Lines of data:
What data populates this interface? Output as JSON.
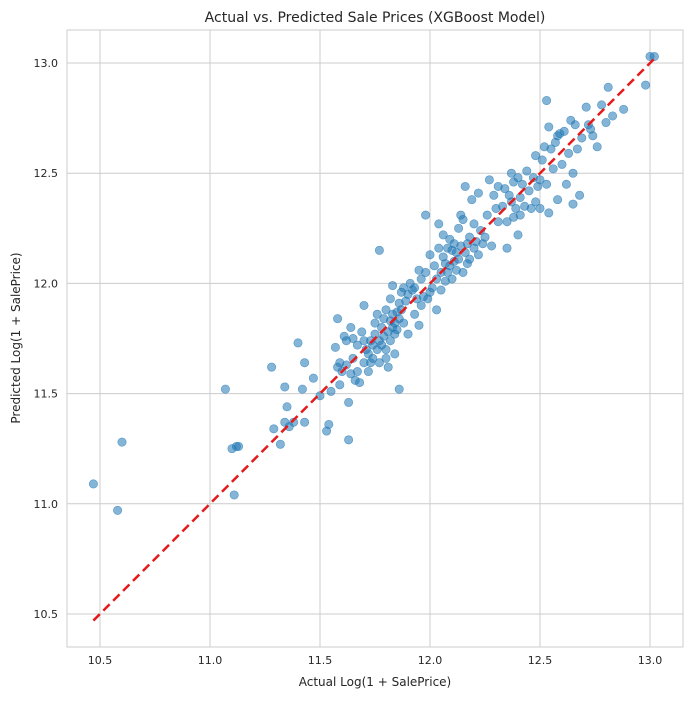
{
  "chart_data": {
    "type": "scatter",
    "title": "Actual vs. Predicted Sale Prices (XGBoost Model)",
    "xlabel": "Actual Log(1 + SalePrice)",
    "ylabel": "Predicted Log(1 + SalePrice)",
    "xlim": [
      10.35,
      13.15
    ],
    "ylim": [
      10.35,
      13.15
    ],
    "xticks": [
      "10.5",
      "11.0",
      "11.5",
      "12.0",
      "12.5",
      "13.0"
    ],
    "yticks": [
      "10.5",
      "11.0",
      "11.5",
      "12.0",
      "12.5",
      "13.0"
    ],
    "grid": true,
    "series": [
      {
        "marker": "circle",
        "color": "#1f77b4",
        "alpha": 0.55,
        "points": [
          [
            10.47,
            11.09
          ],
          [
            10.58,
            10.97
          ],
          [
            10.6,
            11.28
          ],
          [
            11.07,
            11.52
          ],
          [
            11.1,
            11.25
          ],
          [
            11.11,
            11.04
          ],
          [
            11.12,
            11.26
          ],
          [
            11.13,
            11.26
          ],
          [
            11.28,
            11.62
          ],
          [
            11.29,
            11.34
          ],
          [
            11.32,
            11.27
          ],
          [
            11.34,
            11.53
          ],
          [
            11.34,
            11.37
          ],
          [
            11.35,
            11.44
          ],
          [
            11.36,
            11.35
          ],
          [
            11.38,
            11.37
          ],
          [
            11.4,
            11.73
          ],
          [
            11.42,
            11.52
          ],
          [
            11.43,
            11.64
          ],
          [
            11.43,
            11.37
          ],
          [
            11.47,
            11.57
          ],
          [
            11.5,
            11.49
          ],
          [
            11.53,
            11.33
          ],
          [
            11.54,
            11.36
          ],
          [
            11.55,
            11.51
          ],
          [
            11.57,
            11.71
          ],
          [
            11.58,
            11.84
          ],
          [
            11.58,
            11.62
          ],
          [
            11.59,
            11.64
          ],
          [
            11.59,
            11.54
          ],
          [
            11.6,
            11.6
          ],
          [
            11.61,
            11.76
          ],
          [
            11.62,
            11.74
          ],
          [
            11.62,
            11.63
          ],
          [
            11.63,
            11.46
          ],
          [
            11.63,
            11.29
          ],
          [
            11.64,
            11.8
          ],
          [
            11.64,
            11.59
          ],
          [
            11.65,
            11.75
          ],
          [
            11.65,
            11.66
          ],
          [
            11.66,
            11.56
          ],
          [
            11.67,
            11.72
          ],
          [
            11.67,
            11.6
          ],
          [
            11.68,
            11.55
          ],
          [
            11.69,
            11.78
          ],
          [
            11.7,
            11.74
          ],
          [
            11.7,
            11.9
          ],
          [
            11.7,
            11.64
          ],
          [
            11.71,
            11.7
          ],
          [
            11.72,
            11.68
          ],
          [
            11.72,
            11.6
          ],
          [
            11.73,
            11.74
          ],
          [
            11.73,
            11.64
          ],
          [
            11.74,
            11.72
          ],
          [
            11.74,
            11.66
          ],
          [
            11.75,
            11.82
          ],
          [
            11.75,
            11.77
          ],
          [
            11.76,
            11.7
          ],
          [
            11.76,
            11.86
          ],
          [
            11.77,
            11.74
          ],
          [
            11.77,
            11.64
          ],
          [
            11.77,
            12.15
          ],
          [
            11.78,
            11.8
          ],
          [
            11.78,
            11.72
          ],
          [
            11.79,
            11.76
          ],
          [
            11.79,
            11.84
          ],
          [
            11.8,
            11.88
          ],
          [
            11.8,
            11.7
          ],
          [
            11.8,
            11.66
          ],
          [
            11.81,
            11.62
          ],
          [
            11.81,
            11.78
          ],
          [
            11.82,
            11.83
          ],
          [
            11.82,
            11.74
          ],
          [
            11.82,
            11.93
          ],
          [
            11.83,
            11.8
          ],
          [
            11.83,
            11.86
          ],
          [
            11.83,
            11.99
          ],
          [
            11.84,
            11.77
          ],
          [
            11.84,
            11.82
          ],
          [
            11.84,
            11.68
          ],
          [
            11.85,
            11.79
          ],
          [
            11.85,
            11.87
          ],
          [
            11.86,
            11.84
          ],
          [
            11.86,
            11.52
          ],
          [
            11.86,
            11.91
          ],
          [
            11.87,
            11.88
          ],
          [
            11.87,
            11.96
          ],
          [
            11.88,
            11.82
          ],
          [
            11.88,
            11.98
          ],
          [
            11.89,
            11.92
          ],
          [
            11.9,
            11.95
          ],
          [
            11.9,
            11.77
          ],
          [
            11.91,
            12.0
          ],
          [
            11.92,
            11.97
          ],
          [
            11.93,
            11.86
          ],
          [
            11.93,
            11.98
          ],
          [
            11.94,
            11.93
          ],
          [
            11.95,
            11.81
          ],
          [
            11.95,
            12.06
          ],
          [
            11.96,
            11.9
          ],
          [
            11.96,
            12.02
          ],
          [
            11.97,
            11.94
          ],
          [
            11.98,
            12.05
          ],
          [
            11.98,
            12.31
          ],
          [
            11.99,
            11.93
          ],
          [
            12.0,
            11.96
          ],
          [
            12.0,
            12.13
          ],
          [
            12.01,
            11.98
          ],
          [
            12.02,
            12.08
          ],
          [
            12.03,
            11.88
          ],
          [
            12.03,
            12.02
          ],
          [
            12.04,
            12.16
          ],
          [
            12.04,
            12.27
          ],
          [
            12.05,
            12.05
          ],
          [
            12.05,
            11.97
          ],
          [
            12.06,
            12.12
          ],
          [
            12.06,
            12.22
          ],
          [
            12.07,
            12.01
          ],
          [
            12.07,
            12.09
          ],
          [
            12.08,
            12.16
          ],
          [
            12.08,
            12.05
          ],
          [
            12.09,
            12.2
          ],
          [
            12.09,
            12.08
          ],
          [
            12.1,
            12.15
          ],
          [
            12.1,
            12.02
          ],
          [
            12.11,
            12.1
          ],
          [
            12.11,
            12.18
          ],
          [
            12.12,
            12.06
          ],
          [
            12.12,
            12.14
          ],
          [
            12.13,
            12.25
          ],
          [
            12.13,
            12.11
          ],
          [
            12.14,
            12.31
          ],
          [
            12.14,
            12.17
          ],
          [
            12.15,
            12.29
          ],
          [
            12.15,
            12.05
          ],
          [
            12.16,
            12.14
          ],
          [
            12.16,
            12.44
          ],
          [
            12.17,
            12.18
          ],
          [
            12.17,
            12.09
          ],
          [
            12.18,
            12.21
          ],
          [
            12.18,
            12.11
          ],
          [
            12.19,
            12.38
          ],
          [
            12.2,
            12.16
          ],
          [
            12.2,
            12.27
          ],
          [
            12.21,
            12.19
          ],
          [
            12.22,
            12.41
          ],
          [
            12.22,
            12.13
          ],
          [
            12.23,
            12.24
          ],
          [
            12.24,
            12.18
          ],
          [
            12.25,
            12.21
          ],
          [
            12.26,
            12.31
          ],
          [
            12.27,
            12.47
          ],
          [
            12.28,
            12.17
          ],
          [
            12.29,
            12.4
          ],
          [
            12.3,
            12.34
          ],
          [
            12.31,
            12.28
          ],
          [
            12.31,
            12.44
          ],
          [
            12.33,
            12.35
          ],
          [
            12.34,
            12.43
          ],
          [
            12.35,
            12.16
          ],
          [
            12.35,
            12.28
          ],
          [
            12.36,
            12.4
          ],
          [
            12.37,
            12.5
          ],
          [
            12.37,
            12.37
          ],
          [
            12.38,
            12.3
          ],
          [
            12.38,
            12.46
          ],
          [
            12.39,
            12.34
          ],
          [
            12.4,
            12.22
          ],
          [
            12.4,
            12.48
          ],
          [
            12.41,
            12.39
          ],
          [
            12.41,
            12.31
          ],
          [
            12.42,
            12.45
          ],
          [
            12.43,
            12.35
          ],
          [
            12.44,
            12.51
          ],
          [
            12.45,
            12.42
          ],
          [
            12.46,
            12.34
          ],
          [
            12.47,
            12.48
          ],
          [
            12.48,
            12.58
          ],
          [
            12.48,
            12.37
          ],
          [
            12.49,
            12.44
          ],
          [
            12.5,
            12.34
          ],
          [
            12.5,
            12.47
          ],
          [
            12.51,
            12.56
          ],
          [
            12.52,
            12.62
          ],
          [
            12.53,
            12.45
          ],
          [
            12.53,
            12.83
          ],
          [
            12.54,
            12.71
          ],
          [
            12.54,
            12.32
          ],
          [
            12.55,
            12.61
          ],
          [
            12.56,
            12.52
          ],
          [
            12.57,
            12.64
          ],
          [
            12.58,
            12.38
          ],
          [
            12.58,
            12.67
          ],
          [
            12.59,
            12.68
          ],
          [
            12.6,
            12.54
          ],
          [
            12.61,
            12.69
          ],
          [
            12.62,
            12.45
          ],
          [
            12.63,
            12.59
          ],
          [
            12.64,
            12.74
          ],
          [
            12.65,
            12.36
          ],
          [
            12.65,
            12.5
          ],
          [
            12.66,
            12.72
          ],
          [
            12.67,
            12.61
          ],
          [
            12.68,
            12.4
          ],
          [
            12.69,
            12.66
          ],
          [
            12.71,
            12.8
          ],
          [
            12.72,
            12.72
          ],
          [
            12.73,
            12.7
          ],
          [
            12.74,
            12.67
          ],
          [
            12.76,
            12.62
          ],
          [
            12.78,
            12.81
          ],
          [
            12.8,
            12.73
          ],
          [
            12.81,
            12.89
          ],
          [
            12.83,
            12.76
          ],
          [
            12.88,
            12.79
          ],
          [
            12.98,
            12.9
          ],
          [
            13.0,
            13.03
          ],
          [
            13.02,
            13.03
          ]
        ]
      }
    ],
    "reference_line": {
      "style": "dashed",
      "color": "#e41a1c",
      "from": [
        10.47,
        10.47
      ],
      "to": [
        13.03,
        13.03
      ]
    }
  }
}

Given task. Of the lines above, copy each that contains "SalePrice".

Task response.
    "xlabel": "Actual Log(1 + SalePrice)",
    "ylabel": "Predicted Log(1 + SalePrice)",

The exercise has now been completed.